§ **Exercise goal**
For each line below that includes the word "marker", make a copy.

•••••

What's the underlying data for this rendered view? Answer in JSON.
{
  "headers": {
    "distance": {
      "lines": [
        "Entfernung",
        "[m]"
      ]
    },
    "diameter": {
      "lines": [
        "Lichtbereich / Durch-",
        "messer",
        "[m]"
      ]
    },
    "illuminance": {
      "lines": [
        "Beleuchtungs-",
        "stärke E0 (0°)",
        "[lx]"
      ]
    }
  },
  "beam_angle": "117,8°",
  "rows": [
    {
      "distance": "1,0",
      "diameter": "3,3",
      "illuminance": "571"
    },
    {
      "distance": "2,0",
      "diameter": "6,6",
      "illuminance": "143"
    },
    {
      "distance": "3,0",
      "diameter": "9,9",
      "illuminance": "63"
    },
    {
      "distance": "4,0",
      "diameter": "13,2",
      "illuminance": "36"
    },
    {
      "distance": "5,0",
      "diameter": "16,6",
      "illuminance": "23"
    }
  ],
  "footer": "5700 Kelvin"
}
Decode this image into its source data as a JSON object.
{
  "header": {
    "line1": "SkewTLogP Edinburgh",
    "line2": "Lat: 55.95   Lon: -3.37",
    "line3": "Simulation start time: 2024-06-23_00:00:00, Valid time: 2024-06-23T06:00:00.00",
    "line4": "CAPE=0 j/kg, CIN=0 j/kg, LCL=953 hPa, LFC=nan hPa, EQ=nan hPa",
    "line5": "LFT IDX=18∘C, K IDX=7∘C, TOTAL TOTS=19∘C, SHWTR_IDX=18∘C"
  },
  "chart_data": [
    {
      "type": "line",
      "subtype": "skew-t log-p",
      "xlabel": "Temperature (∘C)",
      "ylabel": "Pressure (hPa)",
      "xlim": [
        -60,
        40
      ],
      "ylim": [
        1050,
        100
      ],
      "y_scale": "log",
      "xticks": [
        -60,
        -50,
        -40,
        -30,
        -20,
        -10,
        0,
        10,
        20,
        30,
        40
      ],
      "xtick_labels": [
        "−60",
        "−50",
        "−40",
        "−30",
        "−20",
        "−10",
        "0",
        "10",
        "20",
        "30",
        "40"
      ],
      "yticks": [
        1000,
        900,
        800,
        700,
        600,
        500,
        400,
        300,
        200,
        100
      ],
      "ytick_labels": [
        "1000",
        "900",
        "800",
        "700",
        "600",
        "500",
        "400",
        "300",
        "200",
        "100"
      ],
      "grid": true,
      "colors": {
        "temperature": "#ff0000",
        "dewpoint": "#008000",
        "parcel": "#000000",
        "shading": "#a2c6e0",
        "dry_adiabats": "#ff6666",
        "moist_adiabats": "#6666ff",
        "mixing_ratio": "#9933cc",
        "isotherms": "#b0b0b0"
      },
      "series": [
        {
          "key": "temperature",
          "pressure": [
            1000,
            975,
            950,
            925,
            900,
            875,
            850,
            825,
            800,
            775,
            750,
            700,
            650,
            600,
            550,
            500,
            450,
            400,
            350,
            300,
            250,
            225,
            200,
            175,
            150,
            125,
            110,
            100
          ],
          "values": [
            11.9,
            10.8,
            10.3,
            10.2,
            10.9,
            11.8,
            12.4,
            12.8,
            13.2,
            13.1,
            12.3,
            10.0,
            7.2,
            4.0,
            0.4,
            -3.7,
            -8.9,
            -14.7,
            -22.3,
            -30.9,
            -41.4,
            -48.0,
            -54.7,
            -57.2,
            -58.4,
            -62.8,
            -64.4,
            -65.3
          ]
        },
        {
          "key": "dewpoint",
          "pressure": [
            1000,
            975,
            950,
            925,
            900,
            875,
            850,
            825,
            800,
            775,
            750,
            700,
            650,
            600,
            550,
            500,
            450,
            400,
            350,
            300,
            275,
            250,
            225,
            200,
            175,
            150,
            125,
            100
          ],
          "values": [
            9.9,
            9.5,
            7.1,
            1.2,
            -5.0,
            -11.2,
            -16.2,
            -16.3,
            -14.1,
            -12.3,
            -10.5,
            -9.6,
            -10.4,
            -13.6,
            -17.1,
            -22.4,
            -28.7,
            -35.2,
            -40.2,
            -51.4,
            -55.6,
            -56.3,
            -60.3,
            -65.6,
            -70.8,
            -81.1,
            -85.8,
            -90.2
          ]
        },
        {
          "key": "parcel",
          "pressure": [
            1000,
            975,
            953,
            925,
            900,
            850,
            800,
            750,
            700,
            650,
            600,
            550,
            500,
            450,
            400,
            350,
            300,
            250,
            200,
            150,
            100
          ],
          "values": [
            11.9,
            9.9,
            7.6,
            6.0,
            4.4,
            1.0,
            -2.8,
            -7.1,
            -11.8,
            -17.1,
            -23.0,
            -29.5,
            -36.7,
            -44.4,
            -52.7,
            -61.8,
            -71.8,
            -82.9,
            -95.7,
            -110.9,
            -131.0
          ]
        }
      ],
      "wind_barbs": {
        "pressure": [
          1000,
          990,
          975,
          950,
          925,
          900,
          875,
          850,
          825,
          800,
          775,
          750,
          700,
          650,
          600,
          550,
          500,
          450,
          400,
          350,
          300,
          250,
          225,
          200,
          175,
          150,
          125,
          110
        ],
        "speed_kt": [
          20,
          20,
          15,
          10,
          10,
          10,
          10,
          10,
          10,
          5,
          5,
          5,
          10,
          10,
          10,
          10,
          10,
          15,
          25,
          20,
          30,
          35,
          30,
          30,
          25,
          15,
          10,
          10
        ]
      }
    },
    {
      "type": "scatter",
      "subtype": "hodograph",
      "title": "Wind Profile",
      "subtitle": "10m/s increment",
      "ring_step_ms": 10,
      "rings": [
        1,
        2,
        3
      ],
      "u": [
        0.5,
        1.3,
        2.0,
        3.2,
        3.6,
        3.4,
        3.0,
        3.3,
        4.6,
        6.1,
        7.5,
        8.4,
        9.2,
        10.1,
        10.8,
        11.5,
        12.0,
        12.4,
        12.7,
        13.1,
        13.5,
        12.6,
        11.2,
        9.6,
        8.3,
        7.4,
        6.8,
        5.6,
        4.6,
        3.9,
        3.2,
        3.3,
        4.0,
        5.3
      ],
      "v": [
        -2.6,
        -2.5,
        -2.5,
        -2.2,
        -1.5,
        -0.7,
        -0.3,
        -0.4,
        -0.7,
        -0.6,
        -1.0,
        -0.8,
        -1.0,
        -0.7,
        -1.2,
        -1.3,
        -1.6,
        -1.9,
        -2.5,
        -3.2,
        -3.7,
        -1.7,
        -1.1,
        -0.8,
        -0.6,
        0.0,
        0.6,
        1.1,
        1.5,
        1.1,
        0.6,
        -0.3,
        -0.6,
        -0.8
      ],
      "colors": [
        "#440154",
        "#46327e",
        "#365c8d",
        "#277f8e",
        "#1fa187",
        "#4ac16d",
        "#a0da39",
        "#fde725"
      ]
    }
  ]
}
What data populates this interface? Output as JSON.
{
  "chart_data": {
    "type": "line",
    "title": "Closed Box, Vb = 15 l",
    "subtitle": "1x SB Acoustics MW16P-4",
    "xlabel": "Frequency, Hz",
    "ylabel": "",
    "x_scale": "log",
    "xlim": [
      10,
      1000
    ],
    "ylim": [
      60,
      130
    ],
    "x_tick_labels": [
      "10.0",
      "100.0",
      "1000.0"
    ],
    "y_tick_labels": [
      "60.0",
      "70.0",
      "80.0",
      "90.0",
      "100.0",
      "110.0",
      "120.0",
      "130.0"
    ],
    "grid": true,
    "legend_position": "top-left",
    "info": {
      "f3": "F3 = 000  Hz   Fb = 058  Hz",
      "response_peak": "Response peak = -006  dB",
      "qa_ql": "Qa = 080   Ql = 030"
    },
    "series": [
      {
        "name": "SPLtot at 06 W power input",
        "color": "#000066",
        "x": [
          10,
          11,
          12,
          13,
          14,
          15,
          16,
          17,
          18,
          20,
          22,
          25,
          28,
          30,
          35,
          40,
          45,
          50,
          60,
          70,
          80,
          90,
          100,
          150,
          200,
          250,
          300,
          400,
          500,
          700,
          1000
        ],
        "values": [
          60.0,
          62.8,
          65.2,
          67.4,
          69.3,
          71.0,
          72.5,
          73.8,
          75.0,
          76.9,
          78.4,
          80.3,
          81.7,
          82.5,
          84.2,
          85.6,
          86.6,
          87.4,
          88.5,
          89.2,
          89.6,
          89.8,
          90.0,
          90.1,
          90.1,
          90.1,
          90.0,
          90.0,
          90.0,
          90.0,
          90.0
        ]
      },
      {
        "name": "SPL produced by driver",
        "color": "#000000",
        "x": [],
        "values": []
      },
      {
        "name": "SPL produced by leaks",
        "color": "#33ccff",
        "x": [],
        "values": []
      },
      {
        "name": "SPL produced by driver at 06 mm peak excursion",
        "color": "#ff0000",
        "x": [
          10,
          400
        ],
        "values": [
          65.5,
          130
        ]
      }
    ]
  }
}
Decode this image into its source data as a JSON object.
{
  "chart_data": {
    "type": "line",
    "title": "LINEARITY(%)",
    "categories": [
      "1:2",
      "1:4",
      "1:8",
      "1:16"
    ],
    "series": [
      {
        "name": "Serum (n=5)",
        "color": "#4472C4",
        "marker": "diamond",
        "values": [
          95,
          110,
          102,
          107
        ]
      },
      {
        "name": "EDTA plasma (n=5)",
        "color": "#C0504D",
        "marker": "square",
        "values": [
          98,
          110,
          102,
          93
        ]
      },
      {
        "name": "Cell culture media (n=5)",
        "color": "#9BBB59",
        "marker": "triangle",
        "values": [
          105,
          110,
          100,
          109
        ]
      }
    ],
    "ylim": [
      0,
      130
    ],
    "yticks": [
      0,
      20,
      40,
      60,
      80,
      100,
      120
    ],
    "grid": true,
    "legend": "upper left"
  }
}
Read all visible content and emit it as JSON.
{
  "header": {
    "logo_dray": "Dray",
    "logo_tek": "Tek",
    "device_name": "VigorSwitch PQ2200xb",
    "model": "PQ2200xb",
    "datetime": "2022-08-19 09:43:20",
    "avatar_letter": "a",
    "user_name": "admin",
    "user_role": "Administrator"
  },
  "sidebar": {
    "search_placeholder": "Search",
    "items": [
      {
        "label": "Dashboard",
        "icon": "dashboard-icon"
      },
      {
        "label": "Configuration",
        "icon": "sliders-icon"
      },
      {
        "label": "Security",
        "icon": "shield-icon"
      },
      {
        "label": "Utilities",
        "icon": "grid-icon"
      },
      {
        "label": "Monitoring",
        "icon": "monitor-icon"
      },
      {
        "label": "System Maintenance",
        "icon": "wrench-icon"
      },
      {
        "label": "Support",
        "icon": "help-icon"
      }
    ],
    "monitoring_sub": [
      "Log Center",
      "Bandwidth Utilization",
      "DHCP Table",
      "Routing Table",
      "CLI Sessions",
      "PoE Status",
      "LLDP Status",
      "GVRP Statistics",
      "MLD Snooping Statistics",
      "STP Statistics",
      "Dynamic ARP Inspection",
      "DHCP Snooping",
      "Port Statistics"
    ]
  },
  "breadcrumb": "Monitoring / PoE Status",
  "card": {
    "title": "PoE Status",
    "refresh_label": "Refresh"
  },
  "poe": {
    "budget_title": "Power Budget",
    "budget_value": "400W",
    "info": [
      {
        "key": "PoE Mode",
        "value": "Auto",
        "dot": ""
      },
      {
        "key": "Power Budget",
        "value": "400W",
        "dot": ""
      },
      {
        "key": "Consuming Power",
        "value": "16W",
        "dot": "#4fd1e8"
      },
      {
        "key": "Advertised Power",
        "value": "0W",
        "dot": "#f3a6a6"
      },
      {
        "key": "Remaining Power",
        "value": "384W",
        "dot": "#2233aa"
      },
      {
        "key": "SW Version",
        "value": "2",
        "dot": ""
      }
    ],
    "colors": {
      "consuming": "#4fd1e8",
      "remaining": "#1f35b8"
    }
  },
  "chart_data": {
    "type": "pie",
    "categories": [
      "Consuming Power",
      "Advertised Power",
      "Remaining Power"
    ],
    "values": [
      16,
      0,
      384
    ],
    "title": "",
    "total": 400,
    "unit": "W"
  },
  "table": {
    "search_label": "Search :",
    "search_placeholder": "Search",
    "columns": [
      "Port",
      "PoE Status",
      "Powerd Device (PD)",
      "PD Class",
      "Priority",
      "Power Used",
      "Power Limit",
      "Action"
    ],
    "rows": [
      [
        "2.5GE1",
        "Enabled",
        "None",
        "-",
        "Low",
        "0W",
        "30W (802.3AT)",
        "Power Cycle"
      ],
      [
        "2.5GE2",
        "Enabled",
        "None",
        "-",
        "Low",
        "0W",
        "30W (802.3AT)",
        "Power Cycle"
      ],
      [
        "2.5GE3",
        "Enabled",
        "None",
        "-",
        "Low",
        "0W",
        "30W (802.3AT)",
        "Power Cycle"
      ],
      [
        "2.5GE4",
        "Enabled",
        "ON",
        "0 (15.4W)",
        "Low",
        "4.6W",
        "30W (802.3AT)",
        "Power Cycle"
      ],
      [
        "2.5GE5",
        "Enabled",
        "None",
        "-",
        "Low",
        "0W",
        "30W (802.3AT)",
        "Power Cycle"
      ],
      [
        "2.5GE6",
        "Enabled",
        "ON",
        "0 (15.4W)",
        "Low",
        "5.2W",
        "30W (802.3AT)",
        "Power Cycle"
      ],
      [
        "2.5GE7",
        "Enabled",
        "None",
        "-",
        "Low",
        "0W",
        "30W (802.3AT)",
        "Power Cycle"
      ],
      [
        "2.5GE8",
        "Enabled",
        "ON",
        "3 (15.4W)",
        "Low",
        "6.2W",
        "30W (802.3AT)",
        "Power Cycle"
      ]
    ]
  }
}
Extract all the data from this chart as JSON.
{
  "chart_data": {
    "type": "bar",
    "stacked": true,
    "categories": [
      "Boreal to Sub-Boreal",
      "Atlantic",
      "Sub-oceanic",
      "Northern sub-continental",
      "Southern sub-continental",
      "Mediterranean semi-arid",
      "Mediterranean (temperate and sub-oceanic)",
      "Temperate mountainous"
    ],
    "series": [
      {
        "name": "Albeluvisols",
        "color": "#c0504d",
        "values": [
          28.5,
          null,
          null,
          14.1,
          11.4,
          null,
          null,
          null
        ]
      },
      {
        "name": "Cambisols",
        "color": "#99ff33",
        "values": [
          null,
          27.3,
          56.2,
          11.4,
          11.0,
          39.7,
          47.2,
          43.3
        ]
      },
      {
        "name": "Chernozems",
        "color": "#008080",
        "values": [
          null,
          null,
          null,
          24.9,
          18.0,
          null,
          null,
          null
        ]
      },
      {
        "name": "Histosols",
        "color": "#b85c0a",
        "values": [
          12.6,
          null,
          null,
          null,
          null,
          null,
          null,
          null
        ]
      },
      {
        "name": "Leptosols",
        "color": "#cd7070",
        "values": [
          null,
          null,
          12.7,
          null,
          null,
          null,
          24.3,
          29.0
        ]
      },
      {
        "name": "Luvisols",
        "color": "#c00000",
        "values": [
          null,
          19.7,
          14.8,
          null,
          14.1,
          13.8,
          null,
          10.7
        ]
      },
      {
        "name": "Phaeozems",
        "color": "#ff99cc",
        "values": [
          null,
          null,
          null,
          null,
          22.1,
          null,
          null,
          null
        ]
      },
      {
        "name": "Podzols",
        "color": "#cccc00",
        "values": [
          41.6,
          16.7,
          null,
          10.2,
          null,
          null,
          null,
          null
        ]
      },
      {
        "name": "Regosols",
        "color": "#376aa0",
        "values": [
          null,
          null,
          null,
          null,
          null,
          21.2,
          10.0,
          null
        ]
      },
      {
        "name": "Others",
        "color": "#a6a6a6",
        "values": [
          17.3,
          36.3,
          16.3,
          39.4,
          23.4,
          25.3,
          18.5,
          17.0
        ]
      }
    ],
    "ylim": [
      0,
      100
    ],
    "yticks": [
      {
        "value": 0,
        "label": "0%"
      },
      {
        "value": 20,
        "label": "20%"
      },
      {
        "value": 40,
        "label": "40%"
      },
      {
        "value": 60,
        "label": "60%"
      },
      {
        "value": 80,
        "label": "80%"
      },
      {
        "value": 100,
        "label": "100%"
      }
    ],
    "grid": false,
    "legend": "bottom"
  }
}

•••••

§ **Final result**
        "marker": "diamond",
        "marker": "square",
        "marker": "triangle",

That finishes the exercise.